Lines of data
####

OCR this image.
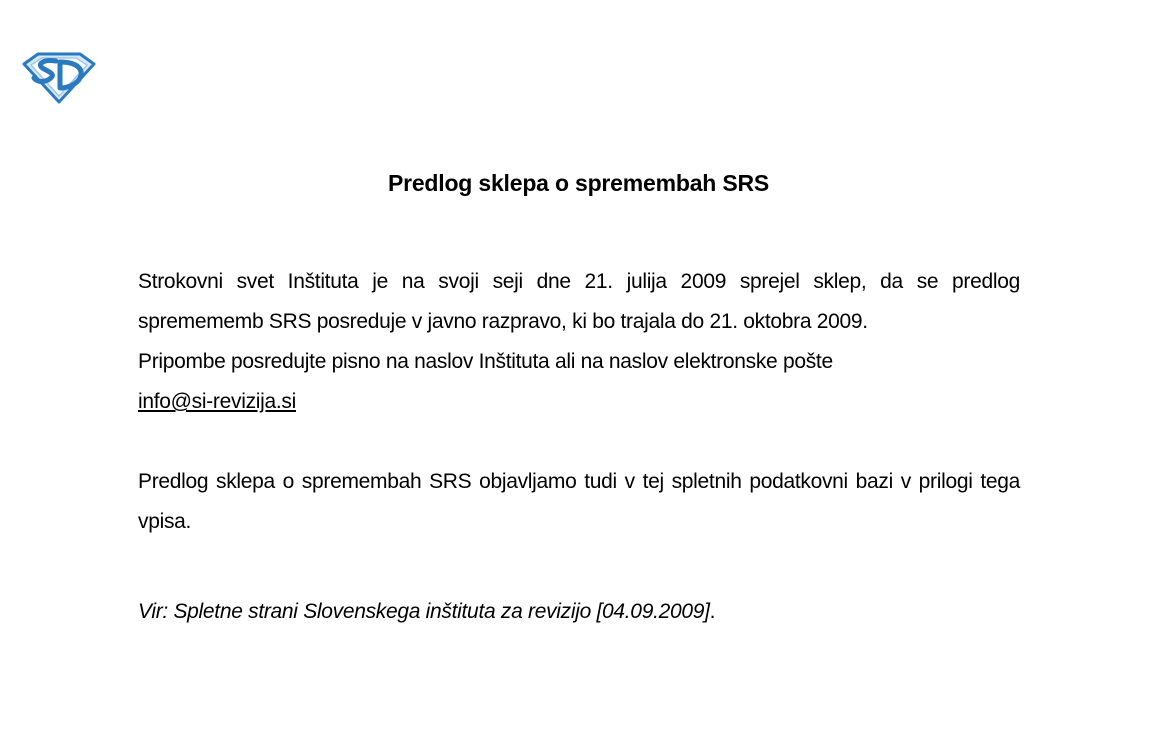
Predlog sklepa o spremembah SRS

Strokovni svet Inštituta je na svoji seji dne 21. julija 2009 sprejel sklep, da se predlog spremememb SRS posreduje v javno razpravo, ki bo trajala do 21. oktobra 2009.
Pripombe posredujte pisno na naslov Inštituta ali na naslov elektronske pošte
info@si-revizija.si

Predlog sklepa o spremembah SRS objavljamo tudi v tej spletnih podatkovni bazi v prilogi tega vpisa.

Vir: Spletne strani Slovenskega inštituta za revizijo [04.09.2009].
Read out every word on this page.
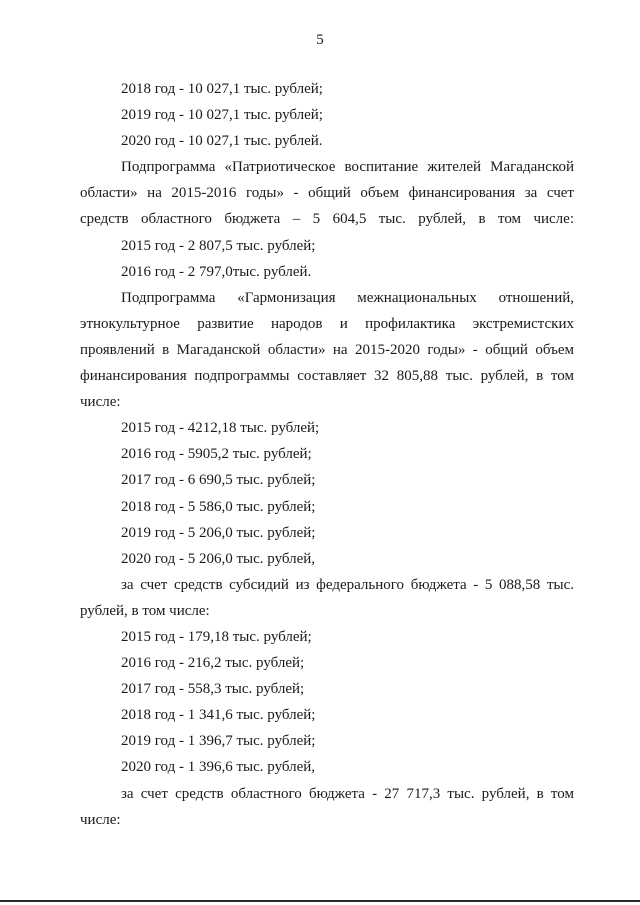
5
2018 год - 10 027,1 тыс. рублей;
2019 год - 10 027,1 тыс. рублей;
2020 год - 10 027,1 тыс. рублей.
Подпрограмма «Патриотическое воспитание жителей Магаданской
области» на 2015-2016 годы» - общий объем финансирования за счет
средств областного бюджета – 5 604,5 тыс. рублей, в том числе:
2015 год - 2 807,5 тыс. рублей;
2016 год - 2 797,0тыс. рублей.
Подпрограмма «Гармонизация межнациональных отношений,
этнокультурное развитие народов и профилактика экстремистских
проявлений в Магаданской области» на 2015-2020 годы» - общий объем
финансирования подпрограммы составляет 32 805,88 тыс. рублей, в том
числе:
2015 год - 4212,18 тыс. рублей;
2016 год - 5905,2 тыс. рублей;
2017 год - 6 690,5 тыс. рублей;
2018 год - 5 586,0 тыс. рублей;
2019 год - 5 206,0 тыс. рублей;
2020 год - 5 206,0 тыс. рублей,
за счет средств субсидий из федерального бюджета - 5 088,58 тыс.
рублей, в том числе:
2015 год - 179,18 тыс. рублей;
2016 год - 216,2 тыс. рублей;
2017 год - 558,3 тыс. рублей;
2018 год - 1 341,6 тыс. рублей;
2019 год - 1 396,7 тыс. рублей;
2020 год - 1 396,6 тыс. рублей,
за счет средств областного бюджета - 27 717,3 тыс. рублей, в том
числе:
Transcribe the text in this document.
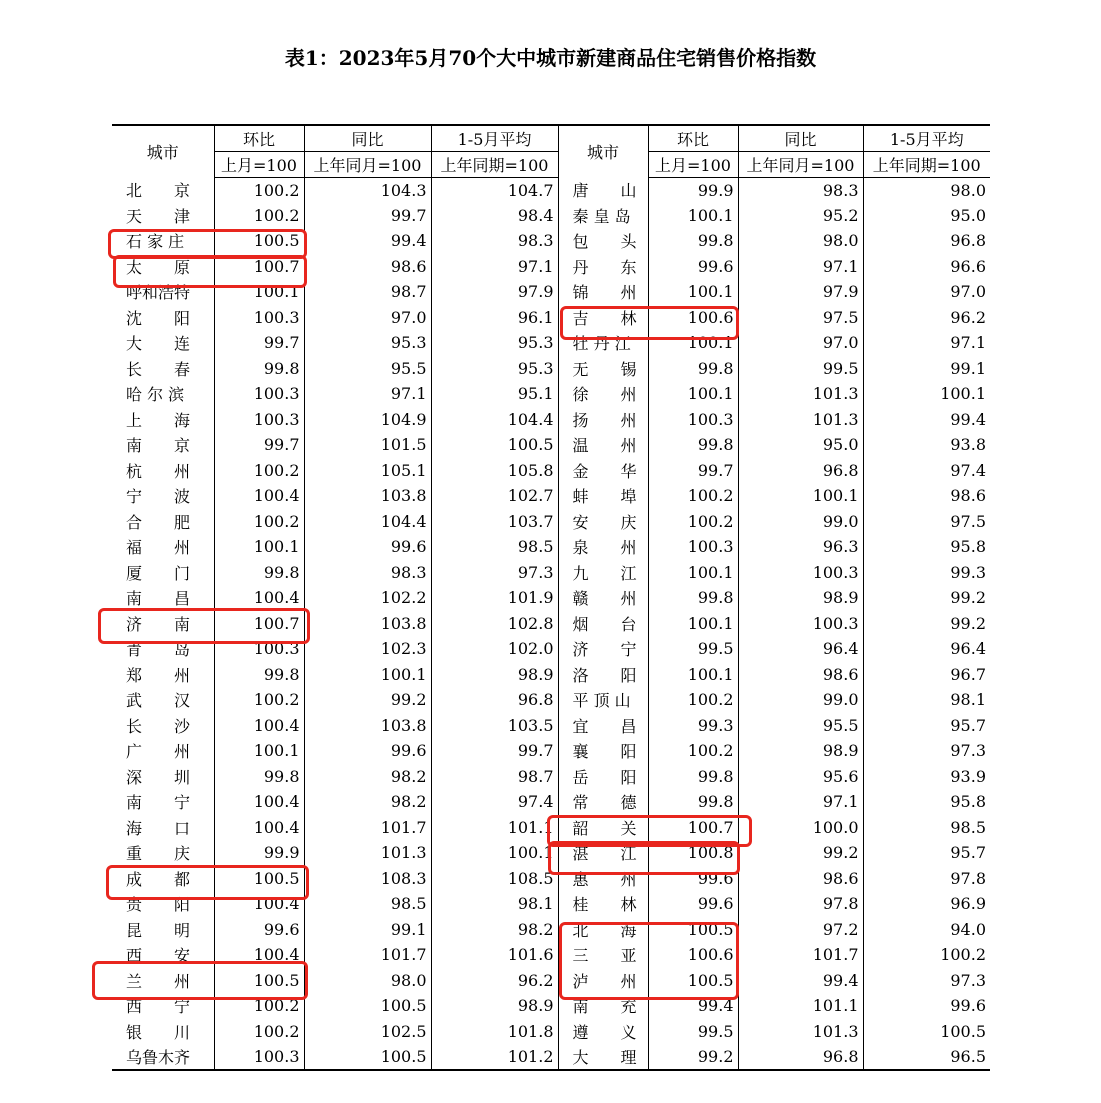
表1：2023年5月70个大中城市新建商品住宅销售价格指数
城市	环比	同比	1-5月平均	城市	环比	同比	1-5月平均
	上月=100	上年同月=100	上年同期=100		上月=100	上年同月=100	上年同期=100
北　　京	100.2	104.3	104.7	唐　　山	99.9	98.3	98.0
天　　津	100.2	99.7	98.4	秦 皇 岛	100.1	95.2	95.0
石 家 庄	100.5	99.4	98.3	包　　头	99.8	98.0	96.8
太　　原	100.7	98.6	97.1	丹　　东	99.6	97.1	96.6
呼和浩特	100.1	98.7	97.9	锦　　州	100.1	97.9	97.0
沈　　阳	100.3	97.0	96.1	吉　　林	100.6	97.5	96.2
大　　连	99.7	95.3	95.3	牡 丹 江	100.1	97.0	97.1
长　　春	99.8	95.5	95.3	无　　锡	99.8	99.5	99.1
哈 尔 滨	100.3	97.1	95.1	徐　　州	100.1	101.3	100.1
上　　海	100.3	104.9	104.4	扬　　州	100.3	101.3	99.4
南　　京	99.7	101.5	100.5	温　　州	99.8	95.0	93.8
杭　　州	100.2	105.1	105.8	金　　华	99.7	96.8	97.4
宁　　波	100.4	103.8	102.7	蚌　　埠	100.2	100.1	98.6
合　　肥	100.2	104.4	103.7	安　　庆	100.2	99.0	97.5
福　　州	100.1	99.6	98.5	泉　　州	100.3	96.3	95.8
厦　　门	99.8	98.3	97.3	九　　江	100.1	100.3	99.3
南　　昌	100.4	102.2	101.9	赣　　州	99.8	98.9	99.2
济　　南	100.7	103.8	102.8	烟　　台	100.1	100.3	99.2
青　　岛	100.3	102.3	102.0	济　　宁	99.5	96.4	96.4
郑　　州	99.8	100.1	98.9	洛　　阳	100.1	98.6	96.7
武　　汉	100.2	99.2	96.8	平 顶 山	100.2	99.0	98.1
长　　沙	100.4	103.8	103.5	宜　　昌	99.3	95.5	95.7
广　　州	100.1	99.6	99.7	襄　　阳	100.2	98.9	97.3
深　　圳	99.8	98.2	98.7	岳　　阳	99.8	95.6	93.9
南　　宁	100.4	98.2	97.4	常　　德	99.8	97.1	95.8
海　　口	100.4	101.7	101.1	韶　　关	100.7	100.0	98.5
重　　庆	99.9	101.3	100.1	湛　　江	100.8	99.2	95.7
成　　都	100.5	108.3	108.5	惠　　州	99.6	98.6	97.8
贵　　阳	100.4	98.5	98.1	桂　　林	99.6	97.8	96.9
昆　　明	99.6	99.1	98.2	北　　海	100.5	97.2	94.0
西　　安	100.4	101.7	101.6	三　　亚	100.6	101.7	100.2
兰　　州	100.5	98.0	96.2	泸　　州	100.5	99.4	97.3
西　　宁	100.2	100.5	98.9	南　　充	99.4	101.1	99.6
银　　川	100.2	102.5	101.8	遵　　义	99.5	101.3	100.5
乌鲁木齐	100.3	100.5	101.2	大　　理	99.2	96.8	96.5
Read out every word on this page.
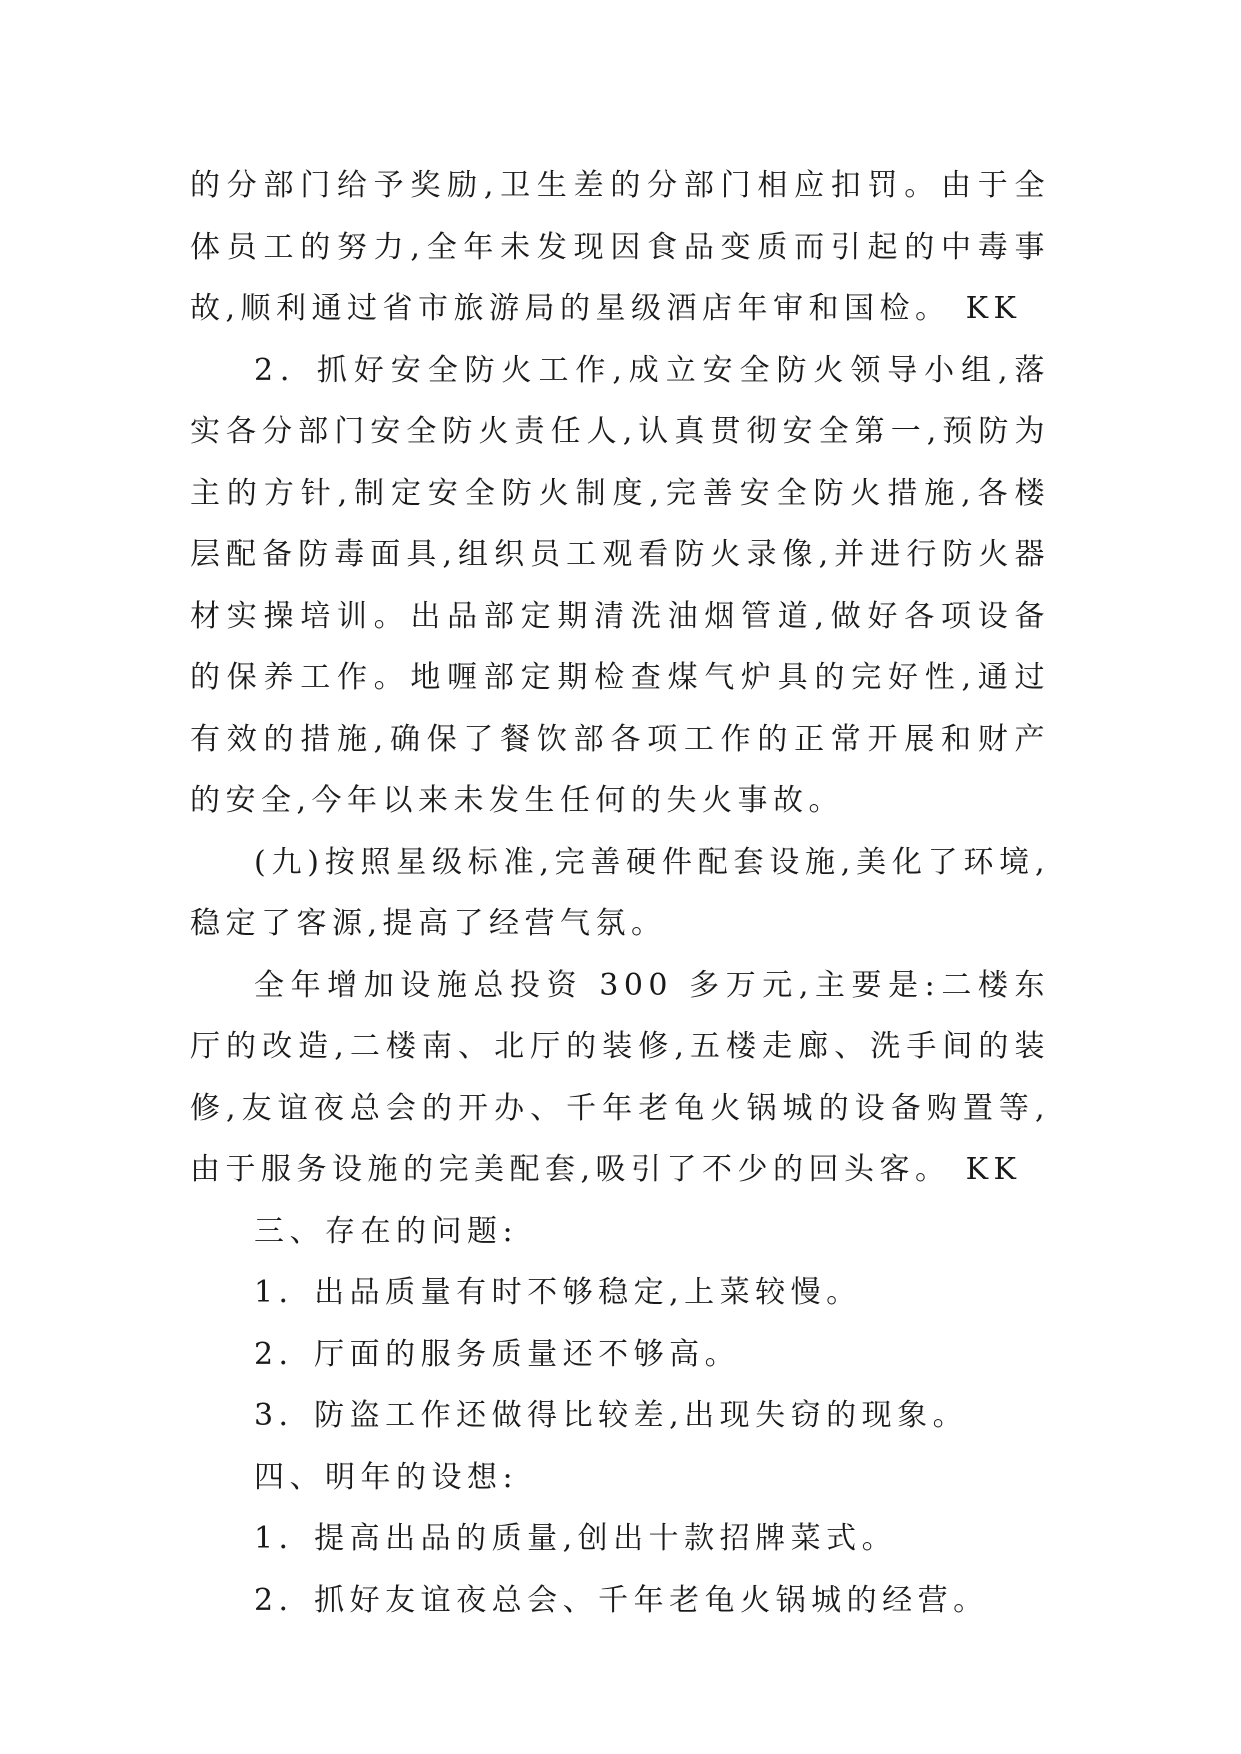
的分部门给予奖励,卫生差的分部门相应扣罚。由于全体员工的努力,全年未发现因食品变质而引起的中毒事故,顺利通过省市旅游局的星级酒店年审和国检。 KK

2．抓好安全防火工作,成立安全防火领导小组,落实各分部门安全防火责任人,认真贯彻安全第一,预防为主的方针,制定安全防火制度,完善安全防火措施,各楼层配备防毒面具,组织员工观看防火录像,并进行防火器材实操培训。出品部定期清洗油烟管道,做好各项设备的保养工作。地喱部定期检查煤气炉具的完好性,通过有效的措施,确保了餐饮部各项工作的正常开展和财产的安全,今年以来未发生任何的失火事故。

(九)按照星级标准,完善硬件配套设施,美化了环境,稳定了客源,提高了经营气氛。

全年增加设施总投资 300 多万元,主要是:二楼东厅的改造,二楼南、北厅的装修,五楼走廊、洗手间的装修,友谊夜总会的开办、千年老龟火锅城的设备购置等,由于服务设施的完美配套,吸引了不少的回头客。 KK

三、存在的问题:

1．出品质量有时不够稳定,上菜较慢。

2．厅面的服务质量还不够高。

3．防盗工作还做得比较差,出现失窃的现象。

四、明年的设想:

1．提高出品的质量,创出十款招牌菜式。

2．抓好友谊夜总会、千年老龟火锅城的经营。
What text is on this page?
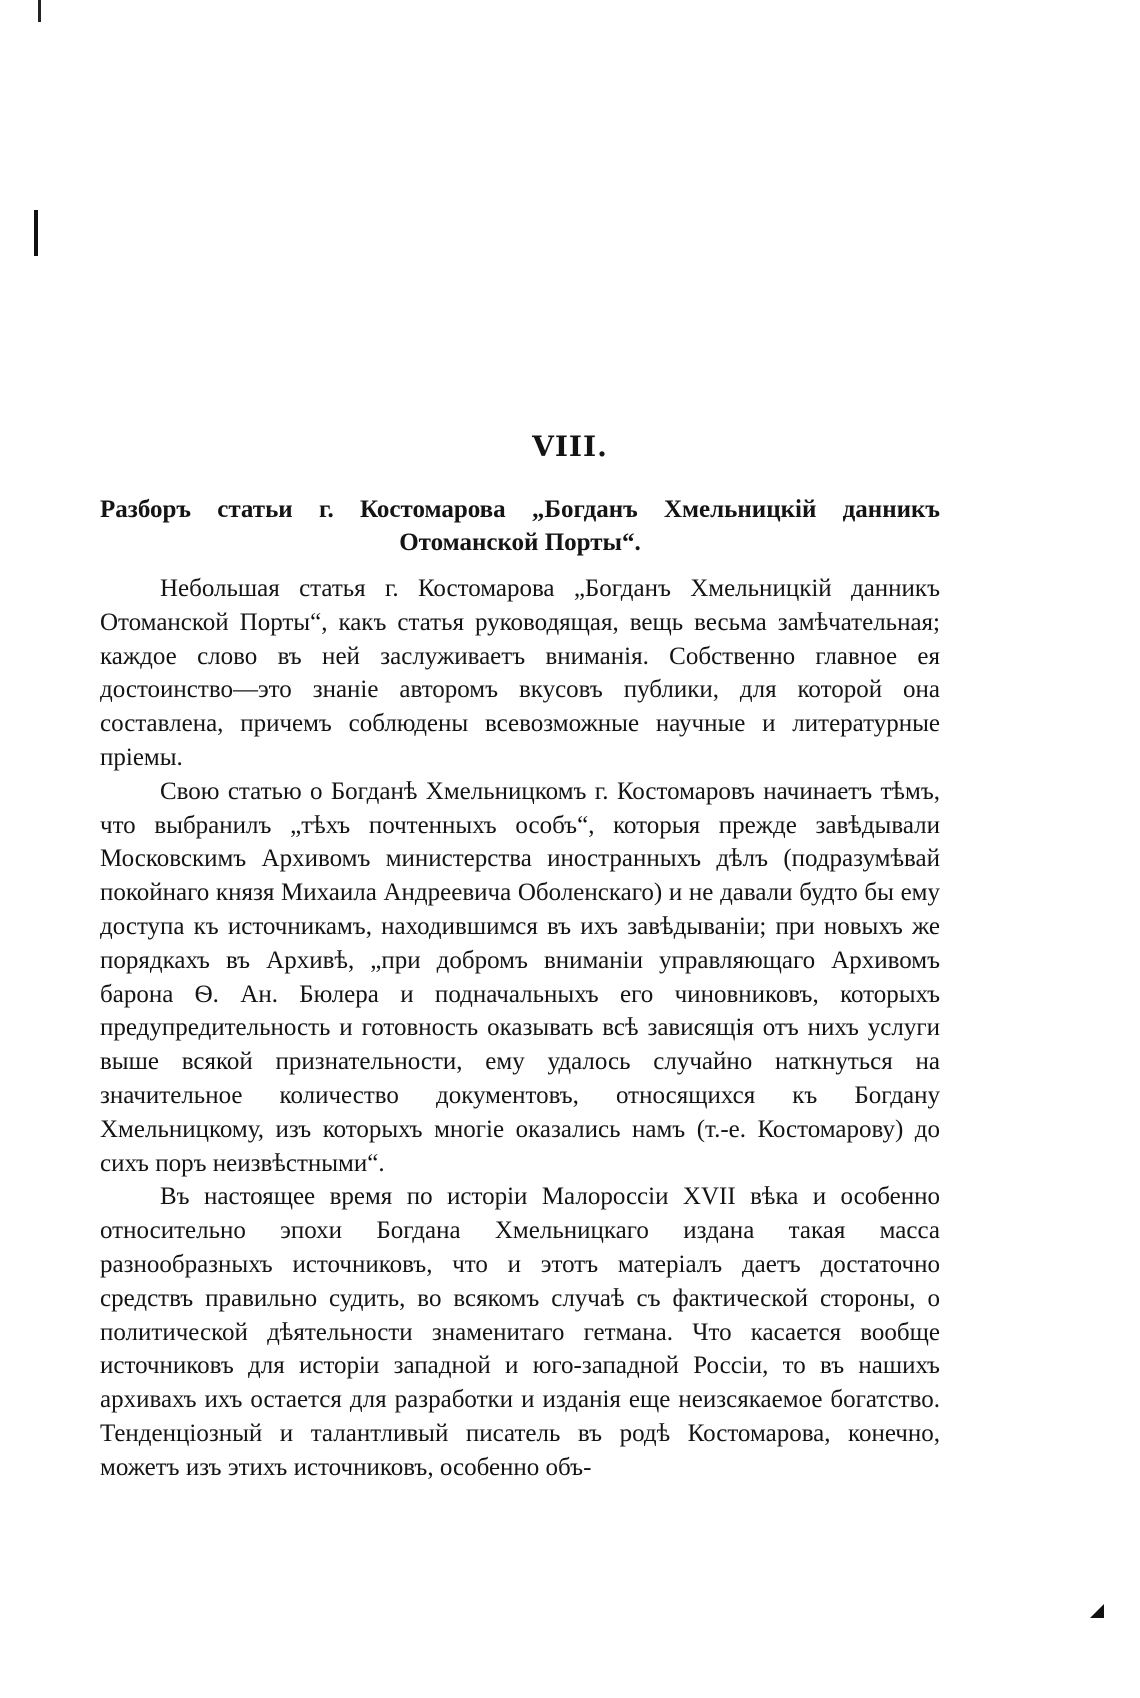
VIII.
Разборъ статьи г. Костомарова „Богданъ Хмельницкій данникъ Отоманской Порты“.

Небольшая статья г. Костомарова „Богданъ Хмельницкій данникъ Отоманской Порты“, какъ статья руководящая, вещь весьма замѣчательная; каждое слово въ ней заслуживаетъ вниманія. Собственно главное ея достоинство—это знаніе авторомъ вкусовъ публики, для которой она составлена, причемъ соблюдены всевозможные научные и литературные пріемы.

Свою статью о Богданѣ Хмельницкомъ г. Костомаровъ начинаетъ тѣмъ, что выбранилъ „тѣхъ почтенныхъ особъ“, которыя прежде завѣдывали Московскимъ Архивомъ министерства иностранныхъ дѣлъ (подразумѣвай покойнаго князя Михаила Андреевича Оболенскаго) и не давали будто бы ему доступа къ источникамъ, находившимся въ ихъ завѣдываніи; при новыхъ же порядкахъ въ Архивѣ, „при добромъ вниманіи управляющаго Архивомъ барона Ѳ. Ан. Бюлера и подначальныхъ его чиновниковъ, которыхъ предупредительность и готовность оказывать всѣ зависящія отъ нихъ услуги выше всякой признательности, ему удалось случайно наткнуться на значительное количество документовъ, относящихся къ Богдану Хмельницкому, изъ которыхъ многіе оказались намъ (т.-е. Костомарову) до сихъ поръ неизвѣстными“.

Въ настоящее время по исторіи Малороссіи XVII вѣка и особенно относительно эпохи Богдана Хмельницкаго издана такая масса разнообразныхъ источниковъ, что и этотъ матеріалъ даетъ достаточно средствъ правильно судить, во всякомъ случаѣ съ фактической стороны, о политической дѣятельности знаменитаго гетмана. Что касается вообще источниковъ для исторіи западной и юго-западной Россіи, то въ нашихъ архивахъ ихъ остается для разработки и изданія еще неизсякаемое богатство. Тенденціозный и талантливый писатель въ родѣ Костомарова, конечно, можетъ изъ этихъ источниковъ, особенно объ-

####

▶ [Problem requirements]: Search the material above for "this". Pull out each line where it shows up.

▶ [Exercise answer]:
OCR this image.
Read out every word on this page.
Transcribe the text in this document.
Read out every word on this page.
What text is on this page?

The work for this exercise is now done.